(Dataset items)
————
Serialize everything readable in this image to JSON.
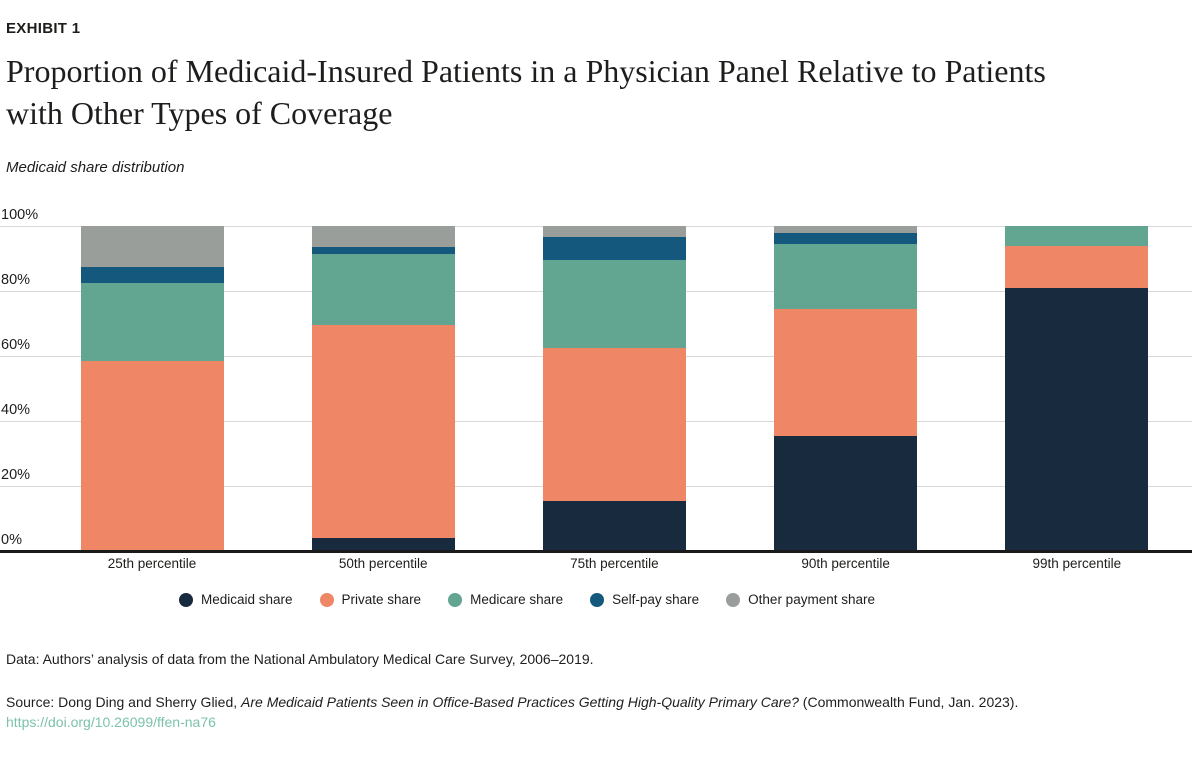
{
  "header": {
    "exhibit_label": "EXHIBIT 1",
    "title_lines": [
      "Proportion of Medicaid-Insured Patients in a Physician Panel Relative to Patients",
      "with Other Types of Coverage"
    ],
    "subtitle": "Medicaid share distribution"
  },
  "chart_data": {
    "type": "bar",
    "stacked": true,
    "title": "Medicaid share distribution",
    "categories": [
      "25th percentile",
      "50th percentile",
      "75th percentile",
      "90th percentile",
      "99th percentile"
    ],
    "series": [
      {
        "name": "Medicaid share",
        "color": "#182A3E",
        "values": [
          0,
          4,
          15.5,
          35.5,
          81
        ]
      },
      {
        "name": "Private share",
        "color": "#EF8767",
        "values": [
          58.5,
          65.5,
          47,
          39,
          13
        ]
      },
      {
        "name": "Medicare share",
        "color": "#62A591",
        "values": [
          24,
          22,
          27,
          20,
          6
        ]
      },
      {
        "name": "Self-pay share",
        "color": "#14597D",
        "values": [
          5,
          2,
          7,
          3.5,
          0
        ]
      },
      {
        "name": "Other payment share",
        "color": "#9A9E9A",
        "values": [
          12.5,
          6.5,
          3.5,
          2,
          0
        ]
      }
    ],
    "y_ticks": [
      {
        "label": "0%",
        "value": 0
      },
      {
        "label": "20%",
        "value": 20
      },
      {
        "label": "40%",
        "value": 40
      },
      {
        "label": "60%",
        "value": 60
      },
      {
        "label": "80%",
        "value": 80
      },
      {
        "label": "100%",
        "value": 100
      }
    ],
    "ylim": [
      0,
      100
    ],
    "grid": true,
    "legend_position": "bottom",
    "grid_color": "#d8d8d8",
    "axis_color": "#1a1a1a"
  },
  "footer": {
    "data_note": "Data: Authors’ analysis of data from the National Ambulatory Medical Care Survey, 2006–2019.",
    "source_prefix": "Source: Dong Ding and Sherry Glied, ",
    "source_title": "Are Medicaid Patients Seen in Office-Based Practices Getting High-Quality Primary Care?",
    "source_suffix": " (Commonwealth Fund, Jan. 2023).",
    "link": "https://doi.org/10.26099/ffen-na76"
  }
}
————
_Exercise description_:
Word for word, set down each record shown above, omitting the pictures.

_Answer box_:
Serialize everything readable in this image to JSON.
{
  "header": {
    "exhibit_label": "EXHIBIT 1",
    "title_lines": [
      "Proportion of Medicaid-Insured Patients in a Physician Panel Relative to Patients",
      "with Other Types of Coverage"
    ],
    "subtitle": "Medicaid share distribution"
  },
  "chart_data": {
    "type": "bar",
    "stacked": true,
    "title": "Medicaid share distribution",
    "categories": [
      "25th percentile",
      "50th percentile",
      "75th percentile",
      "90th percentile",
      "99th percentile"
    ],
    "series": [
      {
        "name": "Medicaid share",
        "color": "#182A3E",
        "values": [
          0,
          4,
          15.5,
          35.5,
          81
        ]
      },
      {
        "name": "Private share",
        "color": "#EF8767",
        "values": [
          58.5,
          65.5,
          47,
          39,
          13
        ]
      },
      {
        "name": "Medicare share",
        "color": "#62A591",
        "values": [
          24,
          22,
          27,
          20,
          6
        ]
      },
      {
        "name": "Self-pay share",
        "color": "#14597D",
        "values": [
          5,
          2,
          7,
          3.5,
          0
        ]
      },
      {
        "name": "Other payment share",
        "color": "#9A9E9A",
        "values": [
          12.5,
          6.5,
          3.5,
          2,
          0
        ]
      }
    ],
    "y_ticks": [
      {
        "label": "0%",
        "value": 0
      },
      {
        "label": "20%",
        "value": 20
      },
      {
        "label": "40%",
        "value": 40
      },
      {
        "label": "60%",
        "value": 60
      },
      {
        "label": "80%",
        "value": 80
      },
      {
        "label": "100%",
        "value": 100
      }
    ],
    "ylim": [
      0,
      100
    ],
    "grid": true,
    "legend_position": "bottom",
    "grid_color": "#d8d8d8",
    "axis_color": "#1a1a1a"
  },
  "footer": {
    "data_note": "Data: Authors’ analysis of data from the National Ambulatory Medical Care Survey, 2006–2019.",
    "source_prefix": "Source: Dong Ding and Sherry Glied, ",
    "source_title": "Are Medicaid Patients Seen in Office-Based Practices Getting High-Quality Primary Care?",
    "source_suffix": " (Commonwealth Fund, Jan. 2023).",
    "link": "https://doi.org/10.26099/ffen-na76"
  }
}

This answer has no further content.